Dataset excerpt
_ _ _

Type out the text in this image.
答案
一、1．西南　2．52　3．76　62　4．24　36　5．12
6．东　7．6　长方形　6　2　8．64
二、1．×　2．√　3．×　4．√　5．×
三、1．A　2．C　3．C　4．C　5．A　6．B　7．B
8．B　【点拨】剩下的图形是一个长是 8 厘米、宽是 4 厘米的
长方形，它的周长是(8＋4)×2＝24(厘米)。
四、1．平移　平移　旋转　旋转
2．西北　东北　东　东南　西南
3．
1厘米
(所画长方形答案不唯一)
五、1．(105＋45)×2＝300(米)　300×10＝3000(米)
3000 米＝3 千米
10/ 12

_ _ _

• Exercise
Take the data above and return it exactly.

• Task output
Type out the text in this image.
答案
一、1．西南　2．52　3．76　62　4．24　36　5．12
6．东　7．6　长方形　6　2　8．64
二、1．×　2．√　3．×　4．√　5．×
三、1．A　2．C　3．C　4．C　5．A　6．B　7．B
8．B　【点拨】剩下的图形是一个长是 8 厘米、宽是 4 厘米的
长方形，它的周长是(8＋4)×2＝24(厘米)。
四、1．平移　平移　旋转　旋转
2．西北　东北　东　东南　西南
3．
1厘米
(所画长方形答案不唯一)
五、1．(105＋45)×2＝300(米)　300×10＝3000(米)
3000 米＝3 千米
10/ 12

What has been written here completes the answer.